→ **EXERCISE INSTRUCTIONS**:
Restate, word for word, every line of the data.

>> begin MATERIALS PROVIDED

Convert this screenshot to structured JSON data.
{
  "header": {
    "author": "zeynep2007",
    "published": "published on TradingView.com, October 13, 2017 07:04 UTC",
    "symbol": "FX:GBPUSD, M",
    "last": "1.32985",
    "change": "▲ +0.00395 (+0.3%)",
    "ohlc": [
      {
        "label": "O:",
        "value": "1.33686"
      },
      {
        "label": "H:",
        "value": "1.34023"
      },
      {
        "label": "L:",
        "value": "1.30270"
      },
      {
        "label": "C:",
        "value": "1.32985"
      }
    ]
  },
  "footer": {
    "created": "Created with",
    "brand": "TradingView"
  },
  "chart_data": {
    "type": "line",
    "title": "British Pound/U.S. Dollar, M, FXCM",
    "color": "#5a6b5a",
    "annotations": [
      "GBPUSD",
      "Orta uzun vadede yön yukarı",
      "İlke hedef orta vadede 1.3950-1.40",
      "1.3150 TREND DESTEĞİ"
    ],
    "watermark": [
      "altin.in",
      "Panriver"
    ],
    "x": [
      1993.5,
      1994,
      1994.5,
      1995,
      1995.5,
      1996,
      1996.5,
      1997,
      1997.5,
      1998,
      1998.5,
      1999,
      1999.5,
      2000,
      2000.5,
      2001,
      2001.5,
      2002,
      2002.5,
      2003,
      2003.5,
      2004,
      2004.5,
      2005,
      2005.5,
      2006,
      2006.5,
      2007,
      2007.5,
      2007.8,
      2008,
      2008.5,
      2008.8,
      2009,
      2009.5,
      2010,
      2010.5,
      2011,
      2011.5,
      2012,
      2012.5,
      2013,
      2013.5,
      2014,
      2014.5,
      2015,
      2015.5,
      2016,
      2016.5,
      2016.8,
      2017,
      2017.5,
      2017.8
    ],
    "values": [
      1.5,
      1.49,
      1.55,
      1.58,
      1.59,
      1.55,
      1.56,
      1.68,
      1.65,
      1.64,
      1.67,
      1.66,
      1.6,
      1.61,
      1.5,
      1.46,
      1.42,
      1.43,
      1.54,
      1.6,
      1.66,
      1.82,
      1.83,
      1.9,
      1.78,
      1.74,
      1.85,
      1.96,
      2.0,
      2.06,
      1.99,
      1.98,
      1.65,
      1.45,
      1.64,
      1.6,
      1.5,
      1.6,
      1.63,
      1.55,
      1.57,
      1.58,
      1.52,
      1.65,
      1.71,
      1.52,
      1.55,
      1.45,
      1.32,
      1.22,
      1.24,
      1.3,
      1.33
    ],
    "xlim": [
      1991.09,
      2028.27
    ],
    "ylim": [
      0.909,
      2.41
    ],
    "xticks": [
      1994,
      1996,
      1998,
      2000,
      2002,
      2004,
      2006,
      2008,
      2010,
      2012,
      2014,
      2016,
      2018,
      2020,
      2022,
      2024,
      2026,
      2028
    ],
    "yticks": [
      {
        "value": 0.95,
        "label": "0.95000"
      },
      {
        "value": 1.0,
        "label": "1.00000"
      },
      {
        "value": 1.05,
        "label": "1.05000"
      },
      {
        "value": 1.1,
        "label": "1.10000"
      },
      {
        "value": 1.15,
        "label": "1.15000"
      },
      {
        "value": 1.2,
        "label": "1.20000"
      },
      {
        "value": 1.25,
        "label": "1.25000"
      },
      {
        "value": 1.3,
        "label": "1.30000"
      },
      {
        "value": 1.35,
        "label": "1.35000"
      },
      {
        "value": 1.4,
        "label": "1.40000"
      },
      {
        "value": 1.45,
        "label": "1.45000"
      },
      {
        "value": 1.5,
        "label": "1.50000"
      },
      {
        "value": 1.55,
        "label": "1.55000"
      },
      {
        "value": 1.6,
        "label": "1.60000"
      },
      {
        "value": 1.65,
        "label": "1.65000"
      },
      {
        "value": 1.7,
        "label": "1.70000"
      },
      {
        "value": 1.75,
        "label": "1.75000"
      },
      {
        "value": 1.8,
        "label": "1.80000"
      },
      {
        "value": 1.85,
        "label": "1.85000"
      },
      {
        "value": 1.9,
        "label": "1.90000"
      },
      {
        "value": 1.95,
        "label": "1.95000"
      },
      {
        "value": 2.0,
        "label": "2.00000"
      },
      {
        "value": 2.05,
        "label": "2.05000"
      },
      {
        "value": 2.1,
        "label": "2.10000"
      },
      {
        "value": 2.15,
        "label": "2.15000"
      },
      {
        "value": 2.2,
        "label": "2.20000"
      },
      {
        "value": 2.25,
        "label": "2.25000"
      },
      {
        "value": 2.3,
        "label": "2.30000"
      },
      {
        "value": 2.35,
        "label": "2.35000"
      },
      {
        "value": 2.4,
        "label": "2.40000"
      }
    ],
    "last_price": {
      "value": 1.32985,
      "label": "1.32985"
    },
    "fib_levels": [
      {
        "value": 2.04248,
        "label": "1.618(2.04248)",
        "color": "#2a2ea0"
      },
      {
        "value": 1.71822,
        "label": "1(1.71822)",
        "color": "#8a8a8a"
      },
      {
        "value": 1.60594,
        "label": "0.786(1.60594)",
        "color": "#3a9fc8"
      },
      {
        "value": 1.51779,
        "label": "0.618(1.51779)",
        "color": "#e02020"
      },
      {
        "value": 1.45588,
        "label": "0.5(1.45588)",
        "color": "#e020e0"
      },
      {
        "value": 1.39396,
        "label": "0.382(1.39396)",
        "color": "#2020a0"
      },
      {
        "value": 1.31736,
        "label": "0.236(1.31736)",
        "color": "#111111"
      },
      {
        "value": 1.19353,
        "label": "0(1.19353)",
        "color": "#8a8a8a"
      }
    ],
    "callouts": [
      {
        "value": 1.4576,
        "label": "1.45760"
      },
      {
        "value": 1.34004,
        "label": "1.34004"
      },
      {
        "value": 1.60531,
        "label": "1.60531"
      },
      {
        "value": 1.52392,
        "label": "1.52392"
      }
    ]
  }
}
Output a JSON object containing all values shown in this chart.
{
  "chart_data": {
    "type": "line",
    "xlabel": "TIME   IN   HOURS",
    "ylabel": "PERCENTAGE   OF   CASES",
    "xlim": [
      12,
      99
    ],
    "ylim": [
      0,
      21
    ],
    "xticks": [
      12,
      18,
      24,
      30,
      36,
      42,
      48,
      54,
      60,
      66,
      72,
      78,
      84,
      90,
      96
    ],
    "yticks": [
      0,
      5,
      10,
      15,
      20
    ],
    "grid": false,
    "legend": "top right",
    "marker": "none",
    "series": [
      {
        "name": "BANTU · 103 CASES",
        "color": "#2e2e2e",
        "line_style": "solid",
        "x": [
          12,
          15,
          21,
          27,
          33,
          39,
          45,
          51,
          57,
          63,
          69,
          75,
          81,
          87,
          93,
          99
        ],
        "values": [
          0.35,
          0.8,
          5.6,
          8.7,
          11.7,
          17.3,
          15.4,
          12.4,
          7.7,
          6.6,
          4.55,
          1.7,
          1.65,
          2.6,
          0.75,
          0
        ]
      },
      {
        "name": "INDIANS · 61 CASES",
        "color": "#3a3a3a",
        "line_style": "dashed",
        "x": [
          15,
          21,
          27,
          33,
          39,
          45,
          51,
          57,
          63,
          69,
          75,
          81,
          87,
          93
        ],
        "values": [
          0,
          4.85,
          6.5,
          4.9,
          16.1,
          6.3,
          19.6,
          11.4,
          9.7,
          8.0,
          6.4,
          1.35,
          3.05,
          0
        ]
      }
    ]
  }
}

>> end MATERIALS PROVIDED

→ **SOLUTION**:
Convert this screenshot to structured JSON data.
{
  "header": {
    "author": "zeynep2007",
    "published": "published on TradingView.com, October 13, 2017 07:04 UTC",
    "symbol": "FX:GBPUSD, M",
    "last": "1.32985",
    "change": "▲ +0.00395 (+0.3%)",
    "ohlc": [
      {
        "label": "O:",
        "value": "1.33686"
      },
      {
        "label": "H:",
        "value": "1.34023"
      },
      {
        "label": "L:",
        "value": "1.30270"
      },
      {
        "label": "C:",
        "value": "1.32985"
      }
    ]
  },
  "footer": {
    "created": "Created with",
    "brand": "TradingView"
  },
  "chart_data": {
    "type": "line",
    "title": "British Pound/U.S. Dollar, M, FXCM",
    "color": "#5a6b5a",
    "annotations": [
      "GBPUSD",
      "Orta uzun vadede yön yukarı",
      "İlke hedef orta vadede 1.3950-1.40",
      "1.3150 TREND DESTEĞİ"
    ],
    "watermark": [
      "altin.in",
      "Panriver"
    ],
    "x": [
      1993.5,
      1994,
      1994.5,
      1995,
      1995.5,
      1996,
      1996.5,
      1997,
      1997.5,
      1998,
      1998.5,
      1999,
      1999.5,
      2000,
      2000.5,
      2001,
      2001.5,
      2002,
      2002.5,
      2003,
      2003.5,
      2004,
      2004.5,
      2005,
      2005.5,
      2006,
      2006.5,
      2007,
      2007.5,
      2007.8,
      2008,
      2008.5,
      2008.8,
      2009,
      2009.5,
      2010,
      2010.5,
      2011,
      2011.5,
      2012,
      2012.5,
      2013,
      2013.5,
      2014,
      2014.5,
      2015,
      2015.5,
      2016,
      2016.5,
      2016.8,
      2017,
      2017.5,
      2017.8
    ],
    "values": [
      1.5,
      1.49,
      1.55,
      1.58,
      1.59,
      1.55,
      1.56,
      1.68,
      1.65,
      1.64,
      1.67,
      1.66,
      1.6,
      1.61,
      1.5,
      1.46,
      1.42,
      1.43,
      1.54,
      1.6,
      1.66,
      1.82,
      1.83,
      1.9,
      1.78,
      1.74,
      1.85,
      1.96,
      2.0,
      2.06,
      1.99,
      1.98,
      1.65,
      1.45,
      1.64,
      1.6,
      1.5,
      1.6,
      1.63,
      1.55,
      1.57,
      1.58,
      1.52,
      1.65,
      1.71,
      1.52,
      1.55,
      1.45,
      1.32,
      1.22,
      1.24,
      1.3,
      1.33
    ],
    "xlim": [
      1991.09,
      2028.27
    ],
    "ylim": [
      0.909,
      2.41
    ],
    "xticks": [
      1994,
      1996,
      1998,
      2000,
      2002,
      2004,
      2006,
      2008,
      2010,
      2012,
      2014,
      2016,
      2018,
      2020,
      2022,
      2024,
      2026,
      2028
    ],
    "yticks": [
      {
        "value": 0.95,
        "label": "0.95000"
      },
      {
        "value": 1.0,
        "label": "1.00000"
      },
      {
        "value": 1.05,
        "label": "1.05000"
      },
      {
        "value": 1.1,
        "label": "1.10000"
      },
      {
        "value": 1.15,
        "label": "1.15000"
      },
      {
        "value": 1.2,
        "label": "1.20000"
      },
      {
        "value": 1.25,
        "label": "1.25000"
      },
      {
        "value": 1.3,
        "label": "1.30000"
      },
      {
        "value": 1.35,
        "label": "1.35000"
      },
      {
        "value": 1.4,
        "label": "1.40000"
      },
      {
        "value": 1.45,
        "label": "1.45000"
      },
      {
        "value": 1.5,
        "label": "1.50000"
      },
      {
        "value": 1.55,
        "label": "1.55000"
      },
      {
        "value": 1.6,
        "label": "1.60000"
      },
      {
        "value": 1.65,
        "label": "1.65000"
      },
      {
        "value": 1.7,
        "label": "1.70000"
      },
      {
        "value": 1.75,
        "label": "1.75000"
      },
      {
        "value": 1.8,
        "label": "1.80000"
      },
      {
        "value": 1.85,
        "label": "1.85000"
      },
      {
        "value": 1.9,
        "label": "1.90000"
      },
      {
        "value": 1.95,
        "label": "1.95000"
      },
      {
        "value": 2.0,
        "label": "2.00000"
      },
      {
        "value": 2.05,
        "label": "2.05000"
      },
      {
        "value": 2.1,
        "label": "2.10000"
      },
      {
        "value": 2.15,
        "label": "2.15000"
      },
      {
        "value": 2.2,
        "label": "2.20000"
      },
      {
        "value": 2.25,
        "label": "2.25000"
      },
      {
        "value": 2.3,
        "label": "2.30000"
      },
      {
        "value": 2.35,
        "label": "2.35000"
      },
      {
        "value": 2.4,
        "label": "2.40000"
      }
    ],
    "last_price": {
      "value": 1.32985,
      "label": "1.32985"
    },
    "fib_levels": [
      {
        "value": 2.04248,
        "label": "1.618(2.04248)",
        "color": "#2a2ea0"
      },
      {
        "value": 1.71822,
        "label": "1(1.71822)",
        "color": "#8a8a8a"
      },
      {
        "value": 1.60594,
        "label": "0.786(1.60594)",
        "color": "#3a9fc8"
      },
      {
        "value": 1.51779,
        "label": "0.618(1.51779)",
        "color": "#e02020"
      },
      {
        "value": 1.45588,
        "label": "0.5(1.45588)",
        "color": "#e020e0"
      },
      {
        "value": 1.39396,
        "label": "0.382(1.39396)",
        "color": "#2020a0"
      },
      {
        "value": 1.31736,
        "label": "0.236(1.31736)",
        "color": "#111111"
      },
      {
        "value": 1.19353,
        "label": "0(1.19353)",
        "color": "#8a8a8a"
      }
    ],
    "callouts": [
      {
        "value": 1.4576,
        "label": "1.45760"
      },
      {
        "value": 1.34004,
        "label": "1.34004"
      },
      {
        "value": 1.60531,
        "label": "1.60531"
      },
      {
        "value": 1.52392,
        "label": "1.52392"
      }
    ]
  }
}
Output a JSON object containing all values shown in this chart.
{
  "chart_data": {
    "type": "line",
    "xlabel": "TIME   IN   HOURS",
    "ylabel": "PERCENTAGE   OF   CASES",
    "xlim": [
      12,
      99
    ],
    "ylim": [
      0,
      21
    ],
    "xticks": [
      12,
      18,
      24,
      30,
      36,
      42,
      48,
      54,
      60,
      66,
      72,
      78,
      84,
      90,
      96
    ],
    "yticks": [
      0,
      5,
      10,
      15,
      20
    ],
    "grid": false,
    "legend": "top right",
    "marker": "none",
    "series": [
      {
        "name": "BANTU · 103 CASES",
        "color": "#2e2e2e",
        "line_style": "solid",
        "x": [
          12,
          15,
          21,
          27,
          33,
          39,
          45,
          51,
          57,
          63,
          69,
          75,
          81,
          87,
          93,
          99
        ],
        "values": [
          0.35,
          0.8,
          5.6,
          8.7,
          11.7,
          17.3,
          15.4,
          12.4,
          7.7,
          6.6,
          4.55,
          1.7,
          1.65,
          2.6,
          0.75,
          0
        ]
      },
      {
        "name": "INDIANS · 61 CASES",
        "color": "#3a3a3a",
        "line_style": "dashed",
        "x": [
          15,
          21,
          27,
          33,
          39,
          45,
          51,
          57,
          63,
          69,
          75,
          81,
          87,
          93
        ],
        "values": [
          0,
          4.85,
          6.5,
          4.9,
          16.1,
          6.3,
          19.6,
          11.4,
          9.7,
          8.0,
          6.4,
          1.35,
          3.05,
          0
        ]
      }
    ]
  }
}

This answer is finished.